REQUIREMENT: Write out every entry exactly as given, but omit the pictures.

Stored data
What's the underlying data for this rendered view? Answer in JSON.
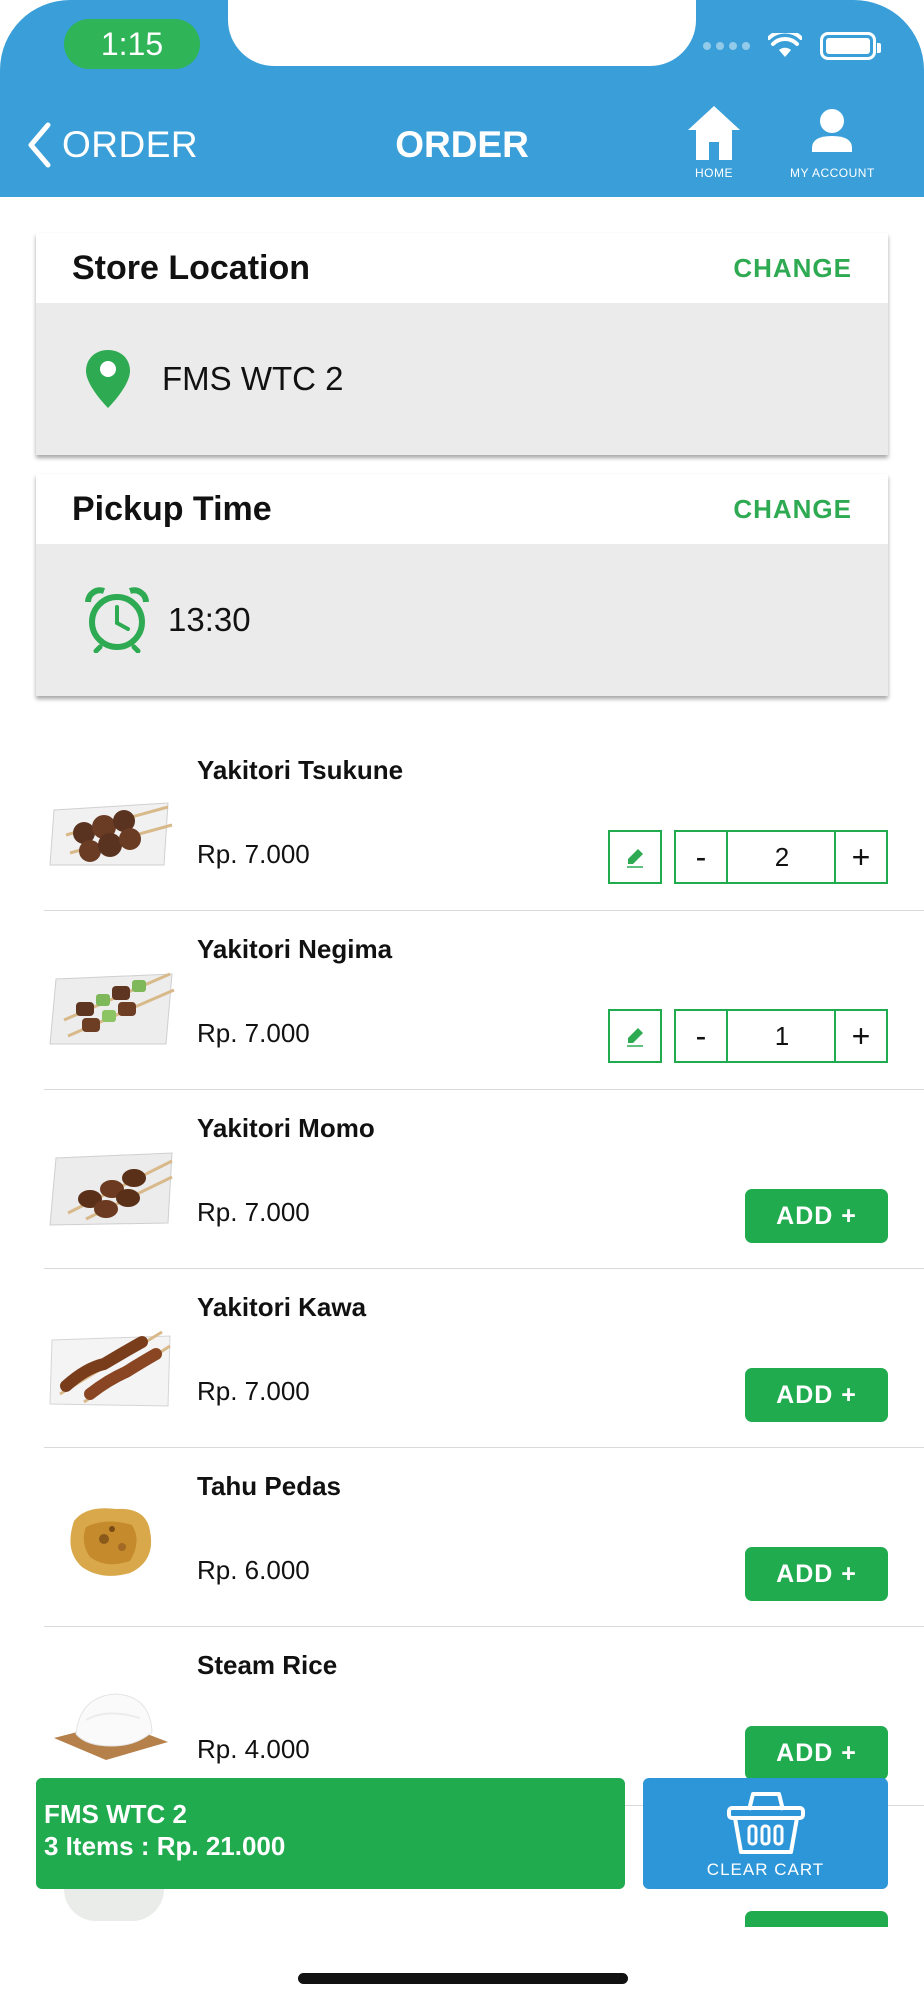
{
  "status_bar": {
    "time": "1:15"
  },
  "header": {
    "back_label": "ORDER",
    "title": "ORDER",
    "home_label": "HOME",
    "account_label": "MY ACCOUNT",
    "color": "#3a9fd8"
  },
  "store_location": {
    "title": "Store Location",
    "action": "CHANGE",
    "value": "FMS WTC 2",
    "icon": "map-pin-icon"
  },
  "pickup_time": {
    "title": "Pickup Time",
    "action": "CHANGE",
    "value": "13:30",
    "icon": "alarm-clock-icon"
  },
  "menu": {
    "items": [
      {
        "name": "Yakitori Tsukune",
        "price": "Rp. 7.000",
        "quantity": "2",
        "in_cart": true
      },
      {
        "name": "Yakitori Negima",
        "price": "Rp. 7.000",
        "quantity": "1",
        "in_cart": true
      },
      {
        "name": "Yakitori Momo",
        "price": "Rp. 7.000",
        "add_label": "ADD +",
        "in_cart": false
      },
      {
        "name": "Yakitori Kawa",
        "price": "Rp. 7.000",
        "add_label": "ADD +",
        "in_cart": false
      },
      {
        "name": "Tahu Pedas",
        "price": "Rp. 6.000",
        "add_label": "ADD +",
        "in_cart": false
      },
      {
        "name": "Steam Rice",
        "price": "Rp. 4.000",
        "add_label": "ADD +",
        "in_cart": false
      }
    ],
    "minus_label": "-",
    "plus_label": "+"
  },
  "cart": {
    "store": "FMS WTC 2",
    "summary": "3 Items : Rp. 21.000",
    "clear_label": "CLEAR CART"
  },
  "colors": {
    "accent_green": "#20ab4f",
    "header_blue": "#3a9fd8",
    "clear_blue": "#2d96d8"
  }
}
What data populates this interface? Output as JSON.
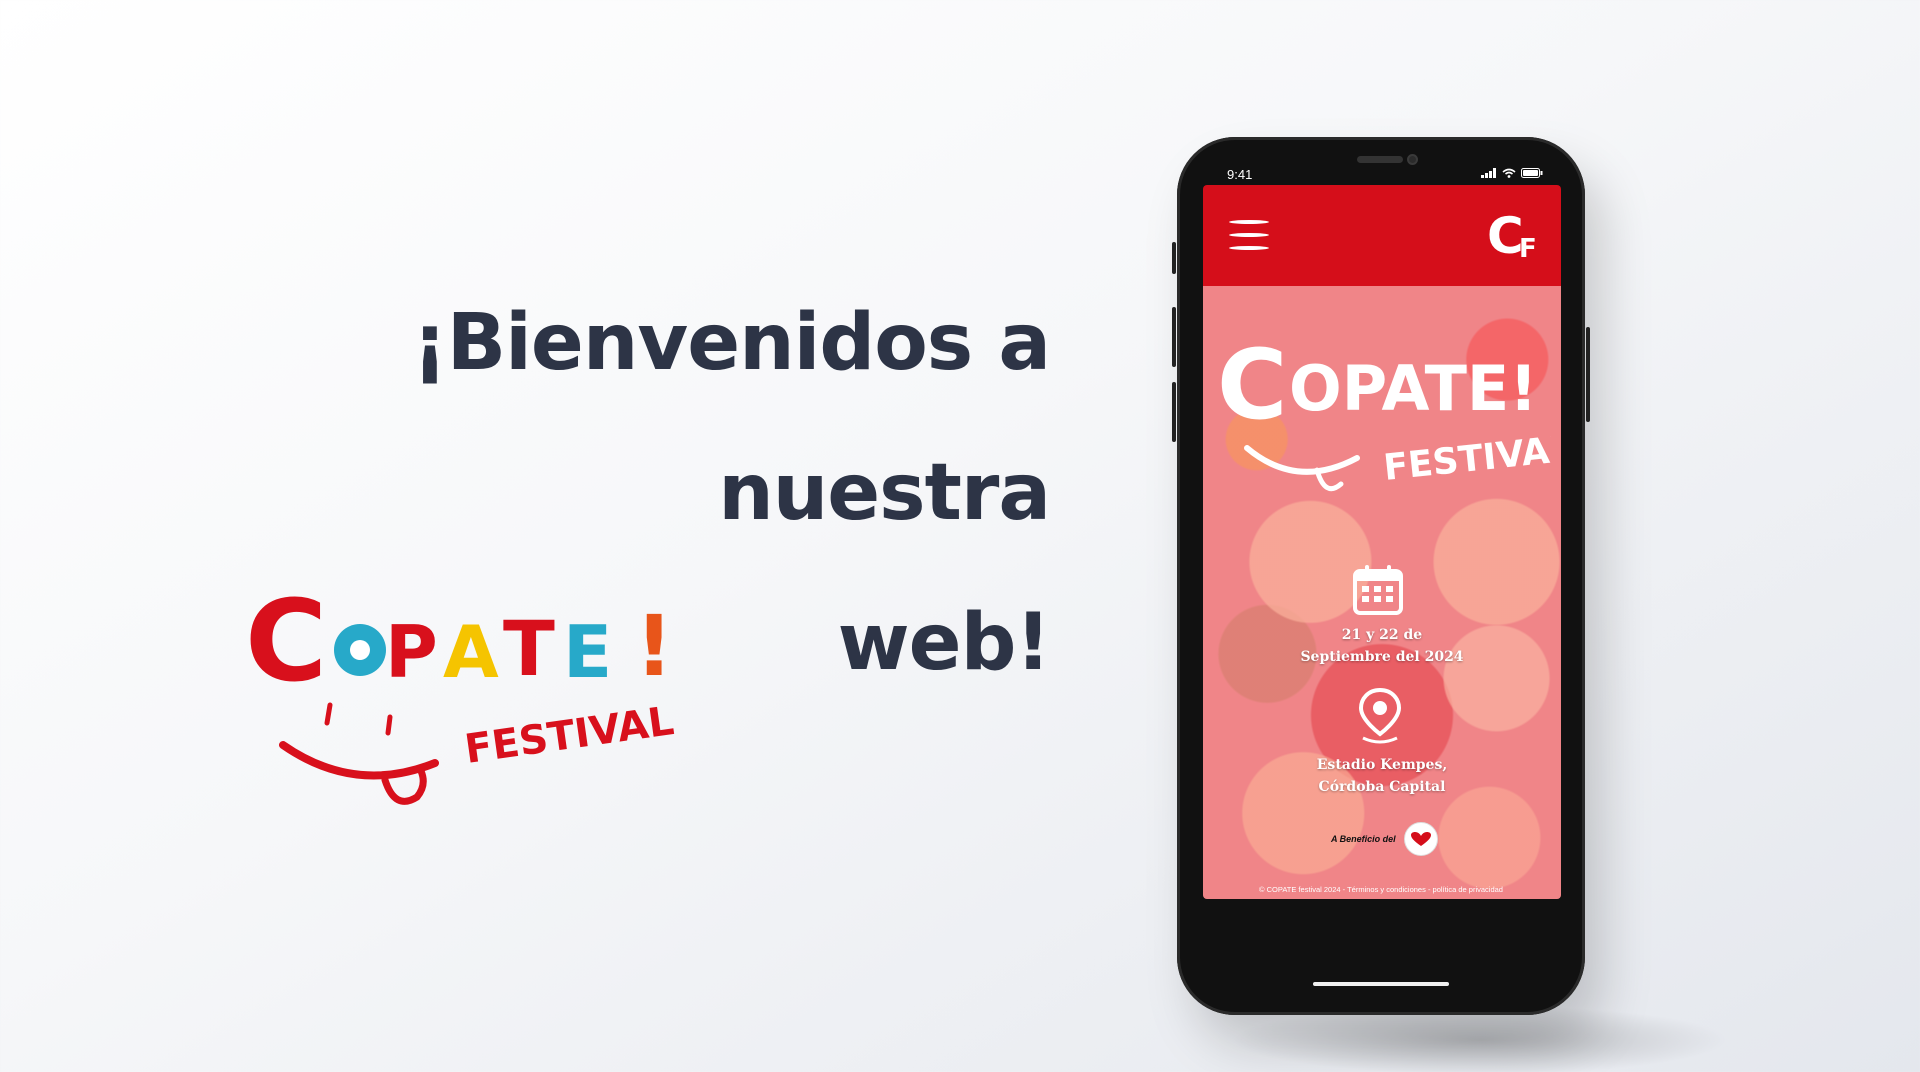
{
  "headline": {
    "line1": "¡Bienvenidos a nuestra",
    "line2": "web!"
  },
  "logo": {
    "word": "COPATE!",
    "sub": "FESTIVAL"
  },
  "colors": {
    "brand_red": "#d50e1a",
    "headline": "#2d3446",
    "hero_pink": "#f08c8e"
  },
  "phone": {
    "status": {
      "time": "9:41",
      "icons": [
        "signal-icon",
        "wifi-icon",
        "battery-icon"
      ]
    },
    "header": {
      "menu_icon": "hamburger-menu-icon",
      "brand_mark": "Cf"
    },
    "hero": {
      "logo_word": "COPATE!",
      "logo_sub": "FESTIVAL",
      "date_icon": "calendar-icon",
      "date_line1": "21 y 22 de",
      "date_line2": "Septiembre del 2024",
      "location_icon": "map-pin-icon",
      "location_line1": "Estadio Kempes,",
      "location_line2": "Córdoba Capital",
      "benefit_text": "A Beneficio del"
    },
    "footer": {
      "text": "© COPATE festival  2024 - Términos y condiciones - política de privacidad"
    }
  }
}
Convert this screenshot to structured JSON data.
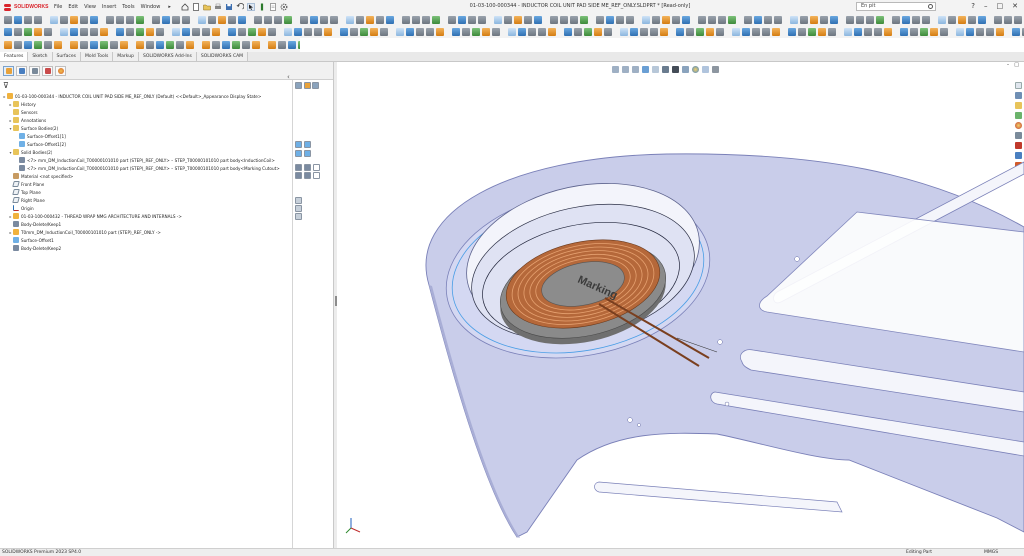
{
  "app": {
    "brand": "SOLIDWORKS",
    "window_title": "01-03-100-000344 - INDUCTOR COIL UNIT PAD SIDE ME_REF_ONLY.SLDPRT * [Read-only]",
    "menu": [
      "File",
      "Edit",
      "View",
      "Insert",
      "Tools",
      "Window"
    ],
    "menu_more": "▸",
    "search_value": "En pit",
    "window_controls": [
      "?",
      "–",
      "□",
      "✕"
    ]
  },
  "tabs": [
    "Features",
    "Sketch",
    "Surfaces",
    "Mold Tools",
    "Markup",
    "SOLIDWORKS Add-Ins",
    "SOLIDWORKS CAM"
  ],
  "active_tab_index": 0,
  "feature_tree": {
    "filter_icon": "filter-icon",
    "items": [
      {
        "label": "01-03-100-000344 - INDUCTOR COIL UNIT PAD SIDE ME_REF_ONLY (Default) <<Default>_Appearance Display State>",
        "icon": "part",
        "level": 0,
        "expander": "▸"
      },
      {
        "label": "History",
        "icon": "fold",
        "level": 1,
        "expander": "▸"
      },
      {
        "label": "Sensors",
        "icon": "fold",
        "level": 1,
        "expander": ""
      },
      {
        "label": "Annotations",
        "icon": "fold",
        "level": 1,
        "expander": "▸"
      },
      {
        "label": "Surface Bodies(2)",
        "icon": "fold",
        "level": 1,
        "expander": "▾"
      },
      {
        "label": "Surface-Offset1[1]",
        "icon": "surf",
        "level": 2,
        "expander": ""
      },
      {
        "label": "Surface-Offset1[2]",
        "icon": "surf",
        "level": 2,
        "expander": ""
      },
      {
        "label": "Solid Bodies(2)",
        "icon": "fold",
        "level": 1,
        "expander": "▾"
      },
      {
        "label": "<7> mm_DM_InductionCoil_T00000101010 part (STEP)_REF_ONLY> – STEP_T00000101010 part body<InductionCoil>",
        "icon": "solid",
        "level": 2,
        "expander": ""
      },
      {
        "label": "<7> mm_DM_InductionCoil_T00000101010 part (STEP)_REF_ONLY> – STEP_T00000101010 part body<Marking Cutout>",
        "icon": "solid",
        "level": 2,
        "expander": ""
      },
      {
        "label": "Material <not specified>",
        "icon": "mat",
        "level": 1,
        "expander": ""
      },
      {
        "label": "Front Plane",
        "icon": "plane",
        "level": 1,
        "expander": ""
      },
      {
        "label": "Top Plane",
        "icon": "plane",
        "level": 1,
        "expander": ""
      },
      {
        "label": "Right Plane",
        "icon": "plane",
        "level": 1,
        "expander": ""
      },
      {
        "label": "Origin",
        "icon": "orig",
        "level": 1,
        "expander": ""
      },
      {
        "label": "01-03-100-000432 - THREAD WRAP NMG ARCHITECTURE AND INTERNALS ->",
        "icon": "part",
        "level": 1,
        "expander": "▸"
      },
      {
        "label": "Body-Delete/Keep1",
        "icon": "solid",
        "level": 1,
        "expander": ""
      },
      {
        "label": "T0mm_DM_InductionCoil_T00000101010 part (STEP)_REF_ONLY ->",
        "icon": "part",
        "level": 1,
        "expander": "▸"
      },
      {
        "label": "Surface-Offset1",
        "icon": "surf",
        "level": 1,
        "expander": ""
      },
      {
        "label": "Body-Delete/Keep2",
        "icon": "solid",
        "level": 1,
        "expander": ""
      }
    ]
  },
  "viewport": {
    "coil_marking": "Marking",
    "colors": {
      "plate_fill": "#c9cdea",
      "plate_edge": "#7a80b8",
      "coil_copper": "#b5683a",
      "disc_gray": "#8a8a8a",
      "accent_edge": "#4a9ee6"
    }
  },
  "status": {
    "left": "SOLIDWORKS Premium 2023 SP4.0",
    "mid": "Editing Part",
    "units": "MMGS"
  }
}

ANSWER TO THE PROBLEM:
What's the underlying data for this rendered view? Answer in JSON.
{
  "status_bar": {
    "time": "1:15"
  },
  "header": {
    "back_label": "ORDER",
    "title": "ORDER",
    "home_label": "HOME",
    "account_label": "MY ACCOUNT",
    "color": "#3a9fd8"
  },
  "store_location": {
    "title": "Store Location",
    "action": "CHANGE",
    "value": "FMS WTC 2",
    "icon": "map-pin-icon"
  },
  "pickup_time": {
    "title": "Pickup Time",
    "action": "CHANGE",
    "value": "13:30",
    "icon": "alarm-clock-icon"
  },
  "menu": {
    "items": [
      {
        "name": "Yakitori Tsukune",
        "price": "Rp. 7.000",
        "quantity": "2",
        "in_cart": true
      },
      {
        "name": "Yakitori Negima",
        "price": "Rp. 7.000",
        "quantity": "1",
        "in_cart": true
      },
      {
        "name": "Yakitori Momo",
        "price": "Rp. 7.000",
        "add_label": "ADD +",
        "in_cart": false
      },
      {
        "name": "Yakitori Kawa",
        "price": "Rp. 7.000",
        "add_label": "ADD +",
        "in_cart": false
      },
      {
        "name": "Tahu Pedas",
        "price": "Rp. 6.000",
        "add_label": "ADD +",
        "in_cart": false
      },
      {
        "name": "Steam Rice",
        "price": "Rp. 4.000",
        "add_label": "ADD +",
        "in_cart": false
      }
    ],
    "minus_label": "-",
    "plus_label": "+"
  },
  "cart": {
    "store": "FMS WTC 2",
    "summary": "3 Items : Rp. 21.000",
    "clear_label": "CLEAR CART"
  },
  "colors": {
    "accent_green": "#20ab4f",
    "header_blue": "#3a9fd8",
    "clear_blue": "#2d96d8"
  }
}
What data populates this interface? Output as JSON.
{
  "headline": {
    "line1": "¡Bienvenidos a nuestra",
    "line2": "web!"
  },
  "logo": {
    "word": "COPATE!",
    "sub": "FESTIVAL"
  },
  "colors": {
    "brand_red": "#d50e1a",
    "headline": "#2d3446",
    "hero_pink": "#f08c8e"
  },
  "phone": {
    "status": {
      "time": "9:41",
      "icons": [
        "signal-icon",
        "wifi-icon",
        "battery-icon"
      ]
    },
    "header": {
      "menu_icon": "hamburger-menu-icon",
      "brand_mark": "Cf"
    },
    "hero": {
      "logo_word": "COPATE!",
      "logo_sub": "FESTIVAL",
      "date_icon": "calendar-icon",
      "date_line1": "21 y 22 de",
      "date_line2": "Septiembre del 2024",
      "location_icon": "map-pin-icon",
      "location_line1": "Estadio Kempes,",
      "location_line2": "Córdoba Capital",
      "benefit_text": "A Beneficio del"
    },
    "footer": {
      "text": "© COPATE festival  2024 - Términos y condiciones - política de privacidad"
    }
  }
}
Convert this screenshot to structured JSON data.
{
  "app": {
    "brand": "SOLIDWORKS",
    "window_title": "01-03-100-000344 - INDUCTOR COIL UNIT PAD SIDE ME_REF_ONLY.SLDPRT * [Read-only]",
    "menu": [
      "File",
      "Edit",
      "View",
      "Insert",
      "Tools",
      "Window"
    ],
    "menu_more": "▸",
    "search_value": "En pit",
    "window_controls": [
      "?",
      "–",
      "□",
      "✕"
    ]
  },
  "tabs": [
    "Features",
    "Sketch",
    "Surfaces",
    "Mold Tools",
    "Markup",
    "SOLIDWORKS Add-Ins",
    "SOLIDWORKS CAM"
  ],
  "active_tab_index": 0,
  "feature_tree": {
    "filter_icon": "filter-icon",
    "items": [
      {
        "label": "01-03-100-000344 - INDUCTOR COIL UNIT PAD SIDE ME_REF_ONLY (Default) <<Default>_Appearance Display State>",
        "icon": "part",
        "level": 0,
        "expander": "▸"
      },
      {
        "label": "History",
        "icon": "fold",
        "level": 1,
        "expander": "▸"
      },
      {
        "label": "Sensors",
        "icon": "fold",
        "level": 1,
        "expander": ""
      },
      {
        "label": "Annotations",
        "icon": "fold",
        "level": 1,
        "expander": "▸"
      },
      {
        "label": "Surface Bodies(2)",
        "icon": "fold",
        "level": 1,
        "expander": "▾"
      },
      {
        "label": "Surface-Offset1[1]",
        "icon": "surf",
        "level": 2,
        "expander": ""
      },
      {
        "label": "Surface-Offset1[2]",
        "icon": "surf",
        "level": 2,
        "expander": ""
      },
      {
        "label": "Solid Bodies(2)",
        "icon": "fold",
        "level": 1,
        "expander": "▾"
      },
      {
        "label": "<7> mm_DM_InductionCoil_T00000101010 part (STEP)_REF_ONLY> – STEP_T00000101010 part body<InductionCoil>",
        "icon": "solid",
        "level": 2,
        "expander": ""
      },
      {
        "label": "<7> mm_DM_InductionCoil_T00000101010 part (STEP)_REF_ONLY> – STEP_T00000101010 part body<Marking Cutout>",
        "icon": "solid",
        "level": 2,
        "expander": ""
      },
      {
        "label": "Material <not specified>",
        "icon": "mat",
        "level": 1,
        "expander": ""
      },
      {
        "label": "Front Plane",
        "icon": "plane",
        "level": 1,
        "expander": ""
      },
      {
        "label": "Top Plane",
        "icon": "plane",
        "level": 1,
        "expander": ""
      },
      {
        "label": "Right Plane",
        "icon": "plane",
        "level": 1,
        "expander": ""
      },
      {
        "label": "Origin",
        "icon": "orig",
        "level": 1,
        "expander": ""
      },
      {
        "label": "01-03-100-000432 - THREAD WRAP NMG ARCHITECTURE AND INTERNALS ->",
        "icon": "part",
        "level": 1,
        "expander": "▸"
      },
      {
        "label": "Body-Delete/Keep1",
        "icon": "solid",
        "level": 1,
        "expander": ""
      },
      {
        "label": "T0mm_DM_InductionCoil_T00000101010 part (STEP)_REF_ONLY ->",
        "icon": "part",
        "level": 1,
        "expander": "▸"
      },
      {
        "label": "Surface-Offset1",
        "icon": "surf",
        "level": 1,
        "expander": ""
      },
      {
        "label": "Body-Delete/Keep2",
        "icon": "solid",
        "level": 1,
        "expander": ""
      }
    ]
  },
  "viewport": {
    "coil_marking": "Marking",
    "colors": {
      "plate_fill": "#c9cdea",
      "plate_edge": "#7a80b8",
      "coil_copper": "#b5683a",
      "disc_gray": "#8a8a8a",
      "accent_edge": "#4a9ee6"
    }
  },
  "status": {
    "left": "SOLIDWORKS Premium 2023 SP4.0",
    "mid": "Editing Part",
    "units": "MMGS"
  }
}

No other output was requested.